* start Supplied material *

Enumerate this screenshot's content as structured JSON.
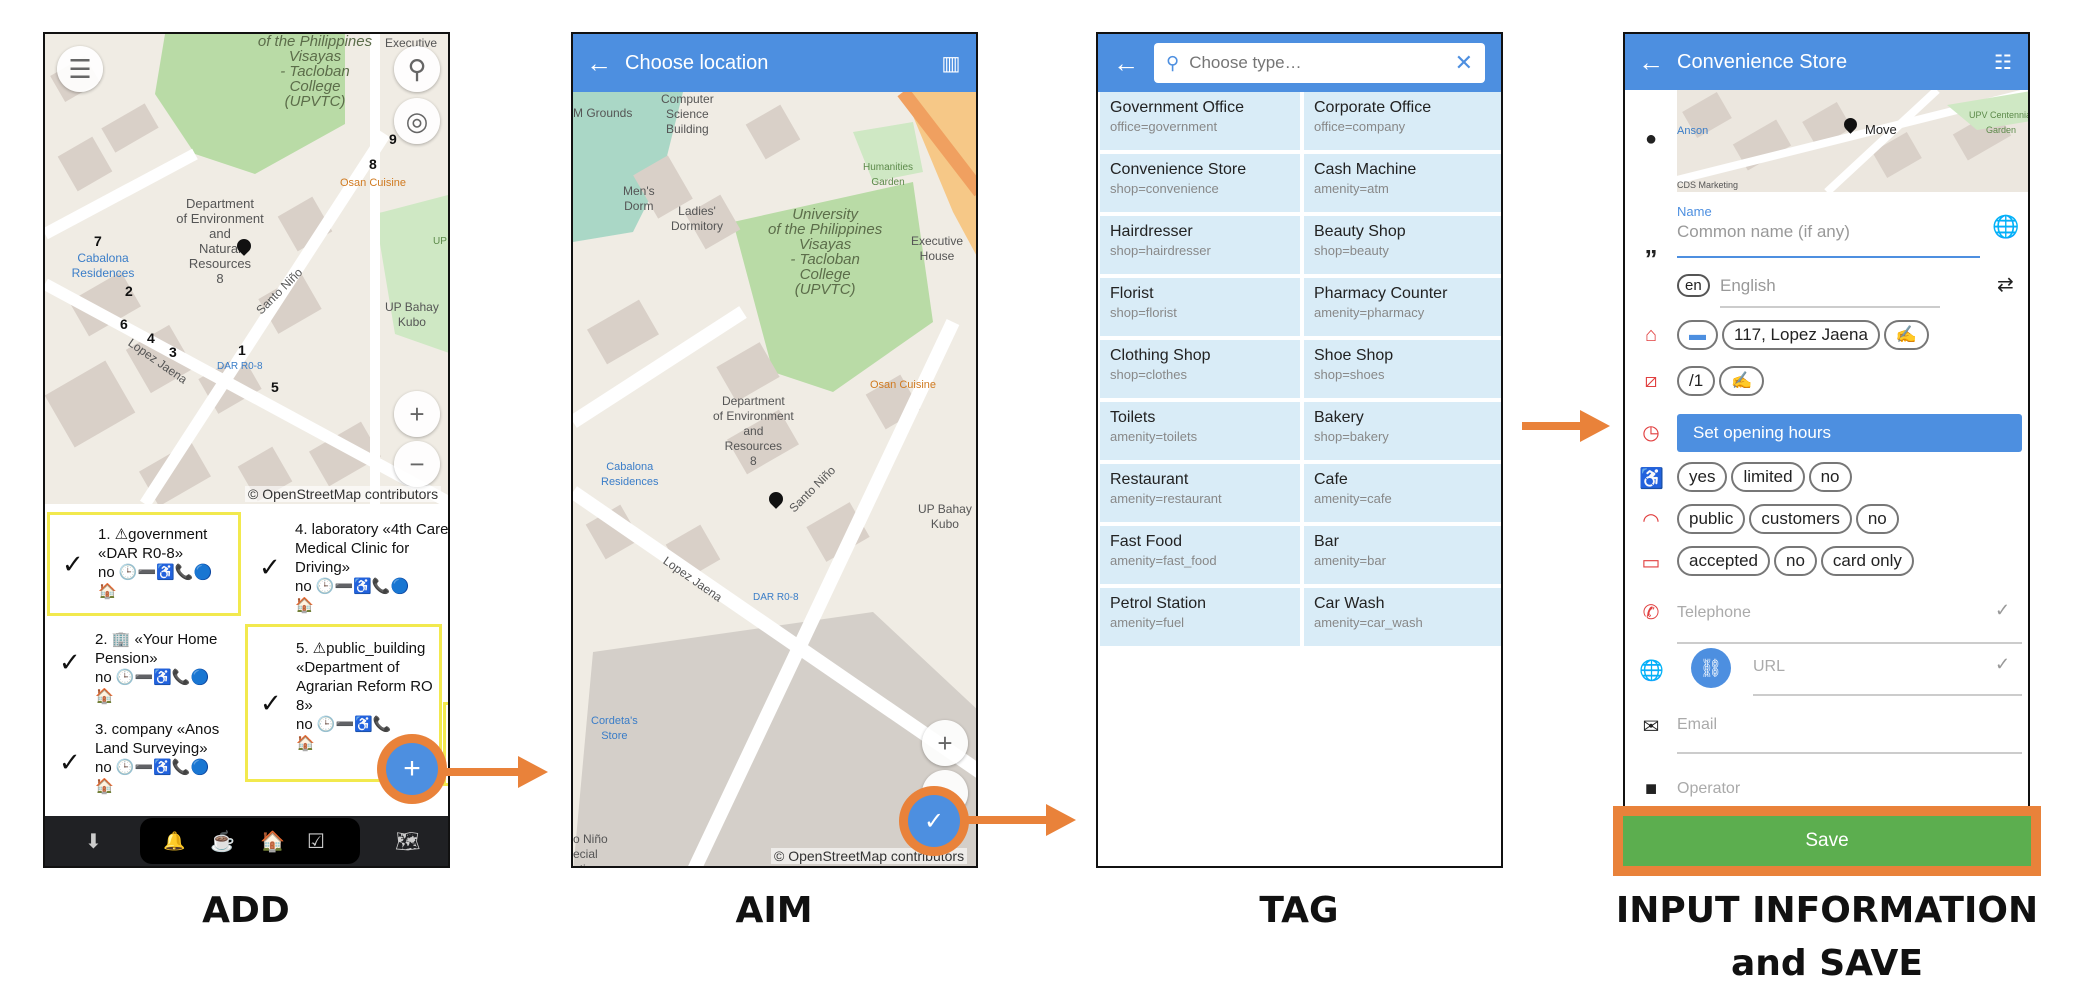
{
  "steps": {
    "add": "ADD",
    "aim": "AIM",
    "tag": "TAG",
    "input_line1": "INPUT INFORMATION",
    "input_line2": "and SAVE"
  },
  "colors": {
    "accent": "#4d8fe0",
    "highlight": "#e9823a",
    "save_green": "#5cae4f",
    "tag_bg": "#d9ecf7",
    "quest_highlight": "#f2e94e"
  },
  "screen1": {
    "map_labels": {
      "uni": "of the Philippines\nVisayas\n- Tacloban\nCollege\n(UPVTC)",
      "dept": "Department\nof Environment\nand\nNatural\nResources\n8",
      "cabalona": "Cabalona\nResidences",
      "santo_nino": "Santo Niño",
      "lopez_jaena": "Lopez Jaena",
      "dar": "DAR R0-8",
      "osan": "Osan Cuisine",
      "upbahay": "UP Bahay\nKubo",
      "executive": "Executive",
      "up": "UP"
    },
    "pins": [
      "7",
      "2",
      "6",
      "4",
      "3",
      "1",
      "5",
      "9",
      "8"
    ],
    "credit": "© OpenStreetMap contributors",
    "quests": [
      {
        "text": "1. ⚠government «DAR R0-8»",
        "icons": "no 🕒➖♿📞🔵",
        "extra": "🏠"
      },
      {
        "text": "4. laboratory «4th Care Medical Clinic for Driving»",
        "icons": "no 🕒➖♿📞🔵",
        "extra": "🏠"
      },
      {
        "text": "2. 🏢 «Your Home Pension»",
        "icons": "no 🕒➖♿📞🔵",
        "extra": "🏠"
      },
      {
        "text": "5. ⚠public_building «Department of Agrarian Reform RO 8»",
        "icons": "no 🕒➖♿📞",
        "extra": "🏠"
      },
      {
        "text": "3. company «Anos Land Surveying»",
        "icons": "no 🕒➖♿📞🔵",
        "extra": "🏠"
      }
    ],
    "nav": [
      "⬇",
      "🔔",
      "☕",
      "🏠",
      "☑",
      "🗺"
    ]
  },
  "screen2": {
    "title": "Choose location",
    "map_labels": {
      "grounds": "M Grounds",
      "computer": "Computer\nScience\nBuilding",
      "mens": "Men's\nDorm",
      "ladies": "Ladies'\nDormitory",
      "uni": "University\nof the Philippines\nVisayas\n- Tacloban\nCollege\n(UPVTC)",
      "humanities": "Humanities\nGarden",
      "executive": "Executive\nHouse",
      "osan": "Osan Cuisine",
      "dept": "Department\nof Environment\nand\nResources\n8",
      "cabalona": "Cabalona\nResidences",
      "santo_nino": "Santo Niño",
      "upbahay": "UP Bahay\nKubo",
      "lopez": "Lopez Jaena",
      "dar": "DAR R0-8",
      "cordeta": "Cordeta's\nStore",
      "snino": "o Niño\necial\nation"
    },
    "credit": "© OpenStreetMap contributors"
  },
  "screen3": {
    "search_placeholder": "Choose type…",
    "types": [
      {
        "name": "Government Office",
        "tag": "office=government"
      },
      {
        "name": "Corporate Office",
        "tag": "office=company"
      },
      {
        "name": "Convenience Store",
        "tag": "shop=convenience"
      },
      {
        "name": "Cash Machine",
        "tag": "amenity=atm"
      },
      {
        "name": "Hairdresser",
        "tag": "shop=hairdresser"
      },
      {
        "name": "Beauty Shop",
        "tag": "shop=beauty"
      },
      {
        "name": "Florist",
        "tag": "shop=florist"
      },
      {
        "name": "Pharmacy Counter",
        "tag": "amenity=pharmacy"
      },
      {
        "name": "Clothing Shop",
        "tag": "shop=clothes"
      },
      {
        "name": "Shoe Shop",
        "tag": "shop=shoes"
      },
      {
        "name": "Toilets",
        "tag": "amenity=toilets"
      },
      {
        "name": "Bakery",
        "tag": "shop=bakery"
      },
      {
        "name": "Restaurant",
        "tag": "amenity=restaurant"
      },
      {
        "name": "Cafe",
        "tag": "amenity=cafe"
      },
      {
        "name": "Fast Food",
        "tag": "amenity=fast_food"
      },
      {
        "name": "Bar",
        "tag": "amenity=bar"
      },
      {
        "name": "Petrol Station",
        "tag": "amenity=fuel"
      },
      {
        "name": "Car Wash",
        "tag": "amenity=car_wash"
      }
    ]
  },
  "screen4": {
    "title": "Convenience Store",
    "map_labels": {
      "anson": "Anson",
      "move": "Move",
      "centennial": "UPV Centennial\nGarden",
      "cds": "CDS Marketing"
    },
    "name_label": "Name",
    "name_placeholder": "Common name (if any)",
    "lang_code": "en",
    "lang_name": "English",
    "address": "117, Lopez Jaena",
    "housenumber": "/1",
    "opening_hours": "Set opening hours",
    "wheelchair": [
      "yes",
      "limited",
      "no"
    ],
    "internet": [
      "public",
      "customers",
      "no"
    ],
    "payment": [
      "accepted",
      "no",
      "card only"
    ],
    "telephone": "Telephone",
    "url": "URL",
    "email": "Email",
    "operator": "Operator",
    "save": "Save"
  }
}
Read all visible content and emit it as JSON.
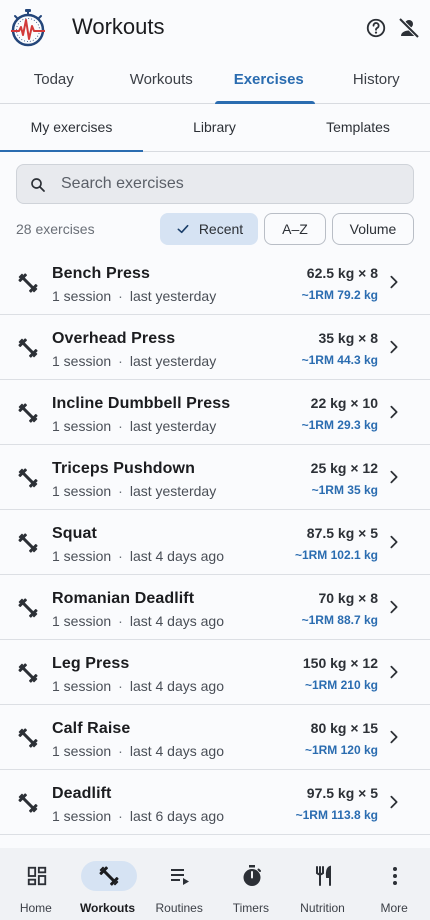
{
  "appbar": {
    "title": "Workouts",
    "logo_icon": "stopwatch-heartbeat-logo",
    "help_icon": "help-circle-icon",
    "profile_icon": "person-off-icon"
  },
  "primary_tabs": [
    {
      "label": "Today",
      "active": false
    },
    {
      "label": "Workouts",
      "active": false
    },
    {
      "label": "Exercises",
      "active": true
    },
    {
      "label": "History",
      "active": false
    }
  ],
  "secondary_tabs": [
    {
      "label": "My exercises",
      "active": true
    },
    {
      "label": "Library",
      "active": false
    },
    {
      "label": "Templates",
      "active": false
    }
  ],
  "search": {
    "placeholder": "Search exercises",
    "value": ""
  },
  "filter": {
    "count": "28 exercises",
    "sort_options": [
      {
        "label": "Recent",
        "selected": true
      },
      {
        "label": "A–Z",
        "selected": false
      },
      {
        "label": "Volume",
        "selected": false
      }
    ]
  },
  "exercises": [
    {
      "name": "Bench Press",
      "sessions": "1 session",
      "last": "last yesterday",
      "best": "62.5 kg × 8",
      "one_rm": "~1RM 79.2 kg"
    },
    {
      "name": "Overhead Press",
      "sessions": "1 session",
      "last": "last yesterday",
      "best": "35 kg × 8",
      "one_rm": "~1RM 44.3 kg"
    },
    {
      "name": "Incline Dumbbell Press",
      "sessions": "1 session",
      "last": "last yesterday",
      "best": "22 kg × 10",
      "one_rm": "~1RM 29.3 kg"
    },
    {
      "name": "Triceps Pushdown",
      "sessions": "1 session",
      "last": "last yesterday",
      "best": "25 kg × 12",
      "one_rm": "~1RM 35 kg"
    },
    {
      "name": "Squat",
      "sessions": "1 session",
      "last": "last 4 days ago",
      "best": "87.5 kg × 5",
      "one_rm": "~1RM 102.1 kg"
    },
    {
      "name": "Romanian Deadlift",
      "sessions": "1 session",
      "last": "last 4 days ago",
      "best": "70 kg × 8",
      "one_rm": "~1RM 88.7 kg"
    },
    {
      "name": "Leg Press",
      "sessions": "1 session",
      "last": "last 4 days ago",
      "best": "150 kg × 12",
      "one_rm": "~1RM 210 kg"
    },
    {
      "name": "Calf Raise",
      "sessions": "1 session",
      "last": "last 4 days ago",
      "best": "80 kg × 15",
      "one_rm": "~1RM 120 kg"
    },
    {
      "name": "Deadlift",
      "sessions": "1 session",
      "last": "last 6 days ago",
      "best": "97.5 kg × 5",
      "one_rm": "~1RM 113.8 kg"
    }
  ],
  "bottom_nav": [
    {
      "label": "Home",
      "icon": "dashboard-icon",
      "active": false
    },
    {
      "label": "Workouts",
      "icon": "dumbbell-icon",
      "active": true
    },
    {
      "label": "Routines",
      "icon": "playlist-play-icon",
      "active": false
    },
    {
      "label": "Timers",
      "icon": "timer-icon",
      "active": false
    },
    {
      "label": "Nutrition",
      "icon": "fork-knife-icon",
      "active": false
    },
    {
      "label": "More",
      "icon": "more-vertical-icon",
      "active": false
    }
  ],
  "colors": {
    "accent": "#2a6cb0",
    "chip_selected": "#d6e3f3",
    "logo_red": "#d23a3a",
    "logo_navy": "#24467a"
  }
}
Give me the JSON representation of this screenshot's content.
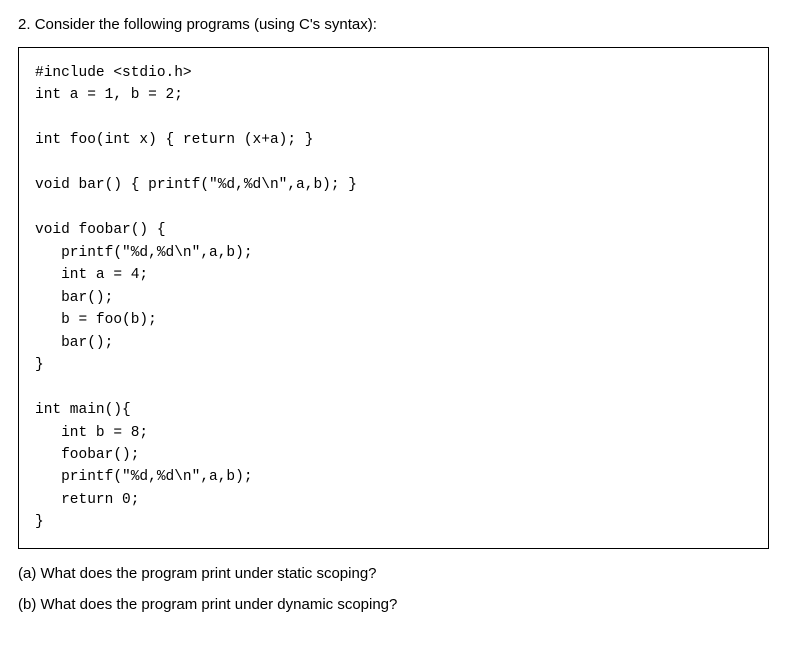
{
  "question": {
    "number": "2.",
    "intro": "Consider the following programs (using C's syntax):"
  },
  "code": {
    "line1": "#include <stdio.h>",
    "line2": "int a = 1, b = 2;",
    "line3": "",
    "line4": "int foo(int x) { return (x+a); }",
    "line5": "",
    "line6": "void bar() { printf(\"%d,%d\\n\",a,b); }",
    "line7": "",
    "line8": "void foobar() {",
    "line9": "   printf(\"%d,%d\\n\",a,b);",
    "line10": "   int a = 4;",
    "line11": "   bar();",
    "line12": "   b = foo(b);",
    "line13": "   bar();",
    "line14": "}",
    "line15": "",
    "line16": "int main(){",
    "line17": "   int b = 8;",
    "line18": "   foobar();",
    "line19": "   printf(\"%d,%d\\n\",a,b);",
    "line20": "   return 0;",
    "line21": "}"
  },
  "subquestions": {
    "a": "(a) What does the program print under static scoping?",
    "b": "(b) What does the program print under dynamic scoping?"
  }
}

* end Supplied material *

--- Given problem ---
Every line of the records that includes the word "under" should be gathered.

--- Output ---
    "a": "(a) What does the program print under static scoping?",
    "b": "(b) What does the program print under dynamic scoping?"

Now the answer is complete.